(EXCERPTED DATA)
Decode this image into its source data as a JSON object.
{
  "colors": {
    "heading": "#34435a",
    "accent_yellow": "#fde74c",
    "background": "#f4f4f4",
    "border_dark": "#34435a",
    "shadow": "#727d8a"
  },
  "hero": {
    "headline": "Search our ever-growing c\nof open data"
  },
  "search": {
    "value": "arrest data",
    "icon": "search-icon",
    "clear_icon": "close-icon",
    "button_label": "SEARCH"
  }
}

(REQUIRED WORK) Transcribe the entire listing above precisely.

(SOLUTION TO THIS PROBLEM)
Decode this image into its source data as a JSON object.
{
  "colors": {
    "heading": "#34435a",
    "accent_yellow": "#fde74c",
    "background": "#f4f4f4",
    "border_dark": "#34435a",
    "shadow": "#727d8a"
  },
  "hero": {
    "headline": "Search our ever-growing c\nof open data"
  },
  "search": {
    "value": "arrest data",
    "icon": "search-icon",
    "clear_icon": "close-icon",
    "button_label": "SEARCH"
  }
}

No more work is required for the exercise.